Supplied material =
◆ ◆ ◆ ◆ ◆
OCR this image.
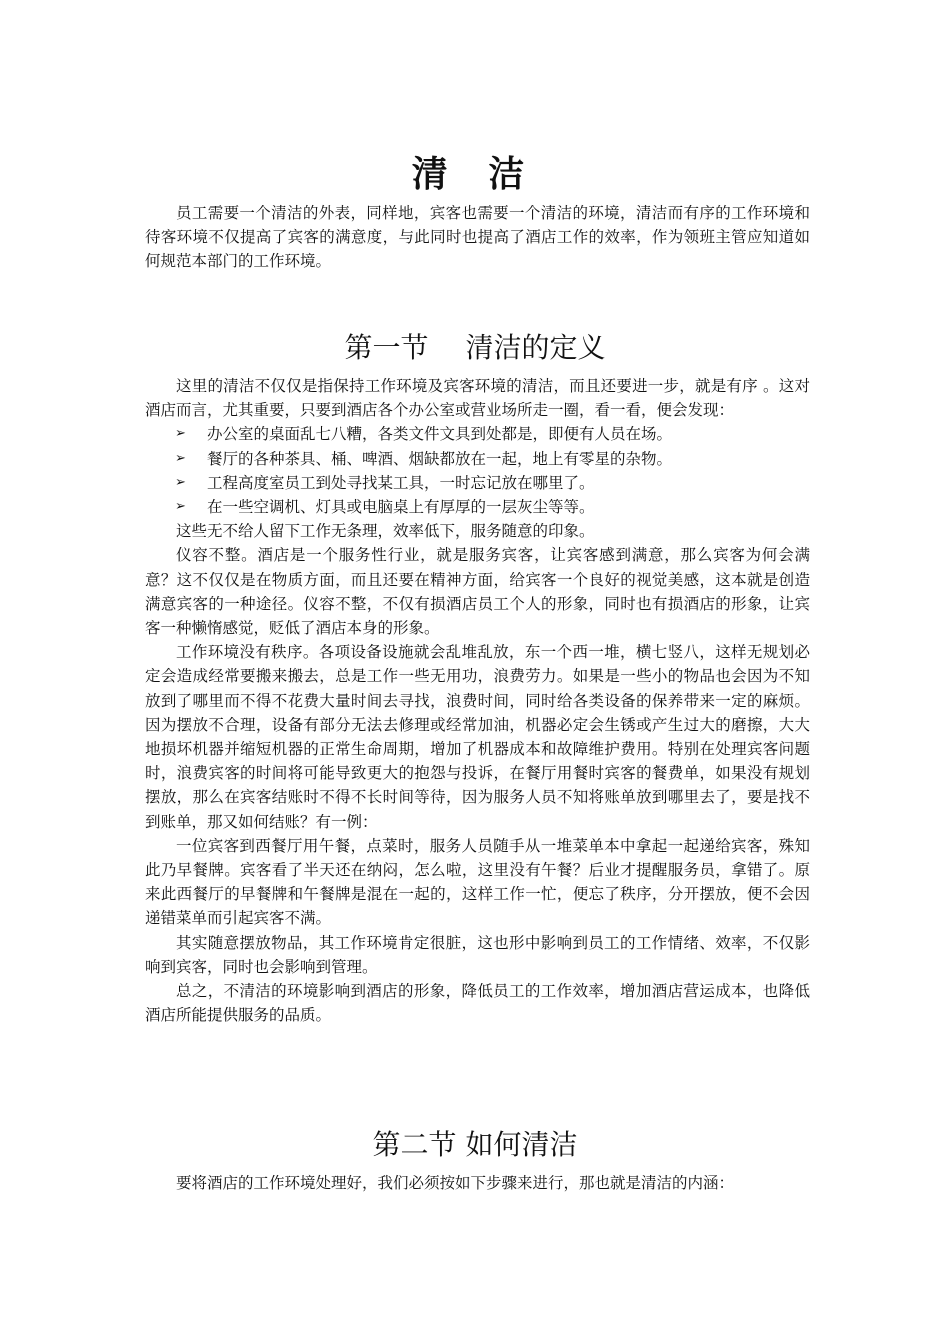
清 洁

员工需要一个清洁的外表，同样地，宾客也需要一个清洁的环境，清洁而有序的工作环境和待客环境不仅提高了宾客的满意度，与此同时也提高了酒店工作的效率，作为领班主管应知道如何规范本部门的工作环境。

第一节　 清洁的定义

这里的清洁不仅仅是指保持工作环境及宾客环境的清洁，而且还要进一步，就是有序 。这对酒店而言，尤其重要，只要到酒店各个办公室或营业场所走一圈，看一看，便会发现：

➢ 办公室的桌面乱七八糟，各类文件文具到处都是，即便有人员在场。
➢ 餐厅的各种茶具、桶、啤酒、烟缺都放在一起，地上有零星的杂物。
➢ 工程高度室员工到处寻找某工具，一时忘记放在哪里了。
➢ 在一些空调机、灯具或电脑桌上有厚厚的一层灰尘等等。

这些无不给人留下工作无条理，效率低下，服务随意的印象。

仪容不整。酒店是一个服务性行业，就是服务宾客，让宾客感到满意，那么宾客为何会满意？这不仅仅是在物质方面，而且还要在精神方面，给宾客一个良好的视觉美感，这本就是创造满意宾客的一种途径。仪容不整，不仅有损酒店员工个人的形象，同时也有损酒店的形象，让宾客一种懒惰感觉，贬低了酒店本身的形象。

工作环境没有秩序。各项设备设施就会乱堆乱放，东一个西一堆，横七竖八，这样无规划必定会造成经常要搬来搬去，总是工作一些无用功，浪费劳力。如果是一些小的物品也会因为不知放到了哪里而不得不花费大量时间去寻找，浪费时间，同时给各类设备的保养带来一定的麻烦。因为摆放不合理，设备有部分无法去修理或经常加油，机器必定会生锈或产生过大的磨擦，大大地损坏机器并缩短机器的正常生命周期，增加了机器成本和故障维护费用。特别在处理宾客问题时，浪费宾客的时间将可能导致更大的抱怨与投诉，在餐厅用餐时宾客的餐费单，如果没有规划摆放，那么在宾客结账时不得不长时间等待，因为服务人员不知将账单放到哪里去了，要是找不到账单，那又如何结账？有一例：

一位宾客到西餐厅用午餐，点菜时，服务人员随手从一堆菜单本中拿起一起递给宾客，殊知此乃早餐牌。宾客看了半天还在纳闷，怎么啦，这里没有午餐？后业才提醒服务员，拿错了。原来此西餐厅的早餐牌和午餐牌是混在一起的，这样工作一忙，便忘了秩序，分开摆放，便不会因递错菜单而引起宾客不满。

其实随意摆放物品，其工作环境肯定很脏，这也形中影响到员工的工作情绪、效率，不仅影响到宾客，同时也会影响到管理。

总之，不清洁的环境影响到酒店的形象，降低员工的工作效率，增加酒店营运成本，也降低酒店所能提供服务的品质。

第二节 如何清洁

要将酒店的工作环境处理好，我们必须按如下步骤来进行，那也就是清洁的内涵：
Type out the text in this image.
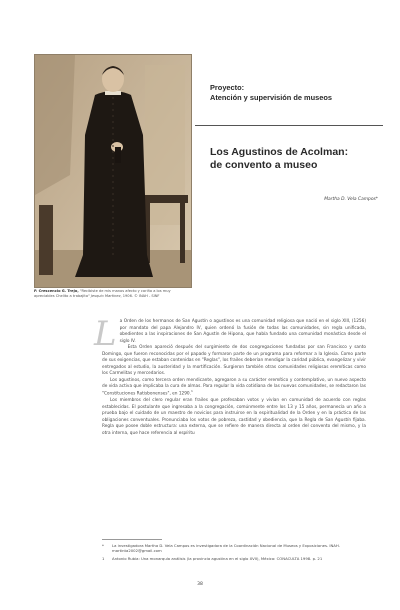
P. Crescencio G. Trejo, "Recibiste de mis manos afecto y cariño a los muy
apreciables Chelito a trabajito" Jesquio Martinez, 1906. © INAH - SINF
Proyecto:
Atención y supervisión de museos
Los Agustinos de Acolman:
de convento a museo
Martha D. Vela Campos*

La Orden de los hermanos de San Agustín o agustinos es una comunidad religiosa que nació en el siglo XIII, (1256) por mandato del papa Alejandro IV, quien ordenó la fusión de todas las comunidades, sin regla unificada, obedientes a las inspiraciones de San Agustín de Hipona, que había fundado una comunidad monástica desde el siglo IV.

Esta Orden apareció después del surgimiento de dos congregaciones fundadas por san Francisco y santo Domingo, que fueron reconocidas por el papado y formaron parte de un programa para reformar a la Iglesia. Como parte de sus exigencias, que estaban contenidas en "Reglas", los frailes deberían mendigar la caridad pública, evangelizar y vivir entregados al estudio, la austeridad y la mortificación. Surgieron también otras comunidades religiosas eremíticas como los Carmelitas y mercedarios.

Los agustinos, como tercera orden mendicante, agregaron a su carácter eremítico y contemplativo, un nuevo aspecto de vida activa que implicaba la cura de almas. Para regular la vida cotidiana de las nuevas comunidades, se redactaron las "Constituciones Ratisbonenses", en 1290.$^1$

Los miembros del clero regular eran frailes que profesaban votos y vivían en comunidad de acuerdo con reglas establecidas. El postulante que ingresaba a la congregación, comúnmente entre los 13 y 15 años, permanecía un año a prueba bajo el cuidado de un maestro de novicios para instruirse en la espiritualidad de la Orden y en la práctica de las obligaciones conventuales. Pronunciaba los votos de pobreza, castidad y obediencia, que la Regla de San Agustín fijaba. Regla que posee doble estructura: una externa, que se refiere de manera directa al orden del convento del mismo, y la otra interna, que hace referencia al espíritu

* La investigadora Martha D. Vela Campos es investigadora de la Coordinación Nacional de Museos y Exposiciones. INAH. martinta2002@gmail.com
1 Antonio Rubia: Una monarquía análisis (la provincia agustina en el siglo XVII), México: CONACULTA 1998. p. 21
38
◆ ◆ ◆ ◆ ◆
Return to the listing above and set it down exactly, leaving out its pictures.

OCR this image.
清 洁

员工需要一个清洁的外表，同样地，宾客也需要一个清洁的环境，清洁而有序的工作环境和待客环境不仅提高了宾客的满意度，与此同时也提高了酒店工作的效率，作为领班主管应知道如何规范本部门的工作环境。

第一节　 清洁的定义

这里的清洁不仅仅是指保持工作环境及宾客环境的清洁，而且还要进一步，就是有序 。这对酒店而言，尤其重要，只要到酒店各个办公室或营业场所走一圈，看一看，便会发现：

➢ 办公室的桌面乱七八糟，各类文件文具到处都是，即便有人员在场。
➢ 餐厅的各种茶具、桶、啤酒、烟缺都放在一起，地上有零星的杂物。
➢ 工程高度室员工到处寻找某工具，一时忘记放在哪里了。
➢ 在一些空调机、灯具或电脑桌上有厚厚的一层灰尘等等。

这些无不给人留下工作无条理，效率低下，服务随意的印象。

仪容不整。酒店是一个服务性行业，就是服务宾客，让宾客感到满意，那么宾客为何会满意？这不仅仅是在物质方面，而且还要在精神方面，给宾客一个良好的视觉美感，这本就是创造满意宾客的一种途径。仪容不整，不仅有损酒店员工个人的形象，同时也有损酒店的形象，让宾客一种懒惰感觉，贬低了酒店本身的形象。

工作环境没有秩序。各项设备设施就会乱堆乱放，东一个西一堆，横七竖八，这样无规划必定会造成经常要搬来搬去，总是工作一些无用功，浪费劳力。如果是一些小的物品也会因为不知放到了哪里而不得不花费大量时间去寻找，浪费时间，同时给各类设备的保养带来一定的麻烦。因为摆放不合理，设备有部分无法去修理或经常加油，机器必定会生锈或产生过大的磨擦，大大地损坏机器并缩短机器的正常生命周期，增加了机器成本和故障维护费用。特别在处理宾客问题时，浪费宾客的时间将可能导致更大的抱怨与投诉，在餐厅用餐时宾客的餐费单，如果没有规划摆放，那么在宾客结账时不得不长时间等待，因为服务人员不知将账单放到哪里去了，要是找不到账单，那又如何结账？有一例：

一位宾客到西餐厅用午餐，点菜时，服务人员随手从一堆菜单本中拿起一起递给宾客，殊知此乃早餐牌。宾客看了半天还在纳闷，怎么啦，这里没有午餐？后业才提醒服务员，拿错了。原来此西餐厅的早餐牌和午餐牌是混在一起的，这样工作一忙，便忘了秩序，分开摆放，便不会因递错菜单而引起宾客不满。

其实随意摆放物品，其工作环境肯定很脏，这也形中影响到员工的工作情绪、效率，不仅影响到宾客，同时也会影响到管理。

总之，不清洁的环境影响到酒店的形象，降低员工的工作效率，增加酒店营运成本，也降低酒店所能提供服务的品质。

第二节 如何清洁

要将酒店的工作环境处理好，我们必须按如下步骤来进行，那也就是清洁的内涵：
Type out the text in this image.
P. Crescencio G. Trejo, "Recibiste de mis manos afecto y cariño a los muy
apreciables Chelito a trabajito" Jesquio Martinez, 1906. © INAH - SINF
Proyecto:
Atención y supervisión de museos
Los Agustinos de Acolman:
de convento a museo
Martha D. Vela Campos*

La Orden de los hermanos de San Agustín o agustinos es una comunidad religiosa que nació en el siglo XIII, (1256) por mandato del papa Alejandro IV, quien ordenó la fusión de todas las comunidades, sin regla unificada, obedientes a las inspiraciones de San Agustín de Hipona, que había fundado una comunidad monástica desde el siglo IV.

Esta Orden apareció después del surgimiento de dos congregaciones fundadas por san Francisco y santo Domingo, que fueron reconocidas por el papado y formaron parte de un programa para reformar a la Iglesia. Como parte de sus exigencias, que estaban contenidas en "Reglas", los frailes deberían mendigar la caridad pública, evangelizar y vivir entregados al estudio, la austeridad y la mortificación. Surgieron también otras comunidades religiosas eremíticas como los Carmelitas y mercedarios.

Los agustinos, como tercera orden mendicante, agregaron a su carácter eremítico y contemplativo, un nuevo aspecto de vida activa que implicaba la cura de almas. Para regular la vida cotidiana de las nuevas comunidades, se redactaron las "Constituciones Ratisbonenses", en 1290.$^1$

Los miembros del clero regular eran frailes que profesaban votos y vivían en comunidad de acuerdo con reglas establecidas. El postulante que ingresaba a la congregación, comúnmente entre los 13 y 15 años, permanecía un año a prueba bajo el cuidado de un maestro de novicios para instruirse en la espiritualidad de la Orden y en la práctica de las obligaciones conventuales. Pronunciaba los votos de pobreza, castidad y obediencia, que la Regla de San Agustín fijaba. Regla que posee doble estructura: una externa, que se refiere de manera directa al orden del convento del mismo, y la otra interna, que hace referencia al espíritu

* La investigadora Martha D. Vela Campos es investigadora de la Coordinación Nacional de Museos y Exposiciones. INAH. martinta2002@gmail.com
1 Antonio Rubia: Una monarquía análisis (la provincia agustina en el siglo XVII), México: CONACULTA 1998. p. 21
38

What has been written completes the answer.